▶ _Task requirements_
Each entry must be reproduced precisely as it stands.

▶ _Records for processing_
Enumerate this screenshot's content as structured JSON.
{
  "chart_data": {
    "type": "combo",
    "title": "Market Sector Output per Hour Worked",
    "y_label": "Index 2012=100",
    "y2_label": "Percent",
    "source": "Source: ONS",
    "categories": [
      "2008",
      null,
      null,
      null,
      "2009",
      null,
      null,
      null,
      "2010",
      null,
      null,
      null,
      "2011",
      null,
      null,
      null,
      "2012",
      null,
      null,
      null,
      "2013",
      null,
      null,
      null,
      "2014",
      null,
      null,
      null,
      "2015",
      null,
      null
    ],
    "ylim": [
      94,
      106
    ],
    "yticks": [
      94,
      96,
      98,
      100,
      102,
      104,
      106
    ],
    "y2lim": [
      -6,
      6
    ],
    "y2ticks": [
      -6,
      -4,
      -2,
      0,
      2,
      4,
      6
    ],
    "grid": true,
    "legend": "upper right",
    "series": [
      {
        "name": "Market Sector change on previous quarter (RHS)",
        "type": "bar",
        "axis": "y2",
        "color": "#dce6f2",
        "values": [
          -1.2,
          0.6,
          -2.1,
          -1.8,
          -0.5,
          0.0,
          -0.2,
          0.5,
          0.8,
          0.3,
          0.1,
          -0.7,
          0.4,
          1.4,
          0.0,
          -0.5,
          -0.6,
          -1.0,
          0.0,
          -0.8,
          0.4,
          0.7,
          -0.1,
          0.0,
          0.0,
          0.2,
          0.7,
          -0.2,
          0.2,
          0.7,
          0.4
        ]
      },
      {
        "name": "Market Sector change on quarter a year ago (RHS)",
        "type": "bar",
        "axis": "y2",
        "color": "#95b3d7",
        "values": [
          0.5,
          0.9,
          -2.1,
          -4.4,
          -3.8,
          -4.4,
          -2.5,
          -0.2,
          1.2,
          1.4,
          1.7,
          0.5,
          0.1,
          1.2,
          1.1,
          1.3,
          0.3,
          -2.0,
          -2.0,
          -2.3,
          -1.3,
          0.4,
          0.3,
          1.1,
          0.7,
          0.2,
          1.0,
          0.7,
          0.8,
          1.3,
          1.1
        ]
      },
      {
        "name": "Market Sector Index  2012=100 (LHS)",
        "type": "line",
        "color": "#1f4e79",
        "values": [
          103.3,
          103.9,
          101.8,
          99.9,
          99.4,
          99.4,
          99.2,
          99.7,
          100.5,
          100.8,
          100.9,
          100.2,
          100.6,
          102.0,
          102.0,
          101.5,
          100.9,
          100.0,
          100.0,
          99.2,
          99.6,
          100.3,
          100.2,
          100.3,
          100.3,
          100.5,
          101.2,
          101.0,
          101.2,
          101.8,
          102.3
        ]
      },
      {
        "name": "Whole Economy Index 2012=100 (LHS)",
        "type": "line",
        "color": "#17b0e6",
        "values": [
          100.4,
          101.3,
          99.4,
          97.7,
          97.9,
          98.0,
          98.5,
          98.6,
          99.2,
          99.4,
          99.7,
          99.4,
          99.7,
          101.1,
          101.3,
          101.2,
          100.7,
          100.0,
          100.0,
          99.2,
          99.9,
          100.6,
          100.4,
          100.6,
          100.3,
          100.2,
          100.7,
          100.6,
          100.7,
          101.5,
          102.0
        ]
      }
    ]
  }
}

▶ _Output of the task_
Enumerate this screenshot's content as structured JSON.
{
  "chart_data": {
    "type": "combo",
    "title": "Market Sector Output per Hour Worked",
    "y_label": "Index 2012=100",
    "y2_label": "Percent",
    "source": "Source: ONS",
    "categories": [
      "2008",
      null,
      null,
      null,
      "2009",
      null,
      null,
      null,
      "2010",
      null,
      null,
      null,
      "2011",
      null,
      null,
      null,
      "2012",
      null,
      null,
      null,
      "2013",
      null,
      null,
      null,
      "2014",
      null,
      null,
      null,
      "2015",
      null,
      null
    ],
    "ylim": [
      94,
      106
    ],
    "yticks": [
      94,
      96,
      98,
      100,
      102,
      104,
      106
    ],
    "y2lim": [
      -6,
      6
    ],
    "y2ticks": [
      -6,
      -4,
      -2,
      0,
      2,
      4,
      6
    ],
    "grid": true,
    "legend": "upper right",
    "series": [
      {
        "name": "Market Sector change on previous quarter (RHS)",
        "type": "bar",
        "axis": "y2",
        "color": "#dce6f2",
        "values": [
          -1.2,
          0.6,
          -2.1,
          -1.8,
          -0.5,
          0.0,
          -0.2,
          0.5,
          0.8,
          0.3,
          0.1,
          -0.7,
          0.4,
          1.4,
          0.0,
          -0.5,
          -0.6,
          -1.0,
          0.0,
          -0.8,
          0.4,
          0.7,
          -0.1,
          0.0,
          0.0,
          0.2,
          0.7,
          -0.2,
          0.2,
          0.7,
          0.4
        ]
      },
      {
        "name": "Market Sector change on quarter a year ago (RHS)",
        "type": "bar",
        "axis": "y2",
        "color": "#95b3d7",
        "values": [
          0.5,
          0.9,
          -2.1,
          -4.4,
          -3.8,
          -4.4,
          -2.5,
          -0.2,
          1.2,
          1.4,
          1.7,
          0.5,
          0.1,
          1.2,
          1.1,
          1.3,
          0.3,
          -2.0,
          -2.0,
          -2.3,
          -1.3,
          0.4,
          0.3,
          1.1,
          0.7,
          0.2,
          1.0,
          0.7,
          0.8,
          1.3,
          1.1
        ]
      },
      {
        "name": "Market Sector Index  2012=100 (LHS)",
        "type": "line",
        "color": "#1f4e79",
        "values": [
          103.3,
          103.9,
          101.8,
          99.9,
          99.4,
          99.4,
          99.2,
          99.7,
          100.5,
          100.8,
          100.9,
          100.2,
          100.6,
          102.0,
          102.0,
          101.5,
          100.9,
          100.0,
          100.0,
          99.2,
          99.6,
          100.3,
          100.2,
          100.3,
          100.3,
          100.5,
          101.2,
          101.0,
          101.2,
          101.8,
          102.3
        ]
      },
      {
        "name": "Whole Economy Index 2012=100 (LHS)",
        "type": "line",
        "color": "#17b0e6",
        "values": [
          100.4,
          101.3,
          99.4,
          97.7,
          97.9,
          98.0,
          98.5,
          98.6,
          99.2,
          99.4,
          99.7,
          99.4,
          99.7,
          101.1,
          101.3,
          101.2,
          100.7,
          100.0,
          100.0,
          99.2,
          99.9,
          100.6,
          100.4,
          100.6,
          100.3,
          100.2,
          100.7,
          100.6,
          100.7,
          101.5,
          102.0
        ]
      }
    ]
  }
}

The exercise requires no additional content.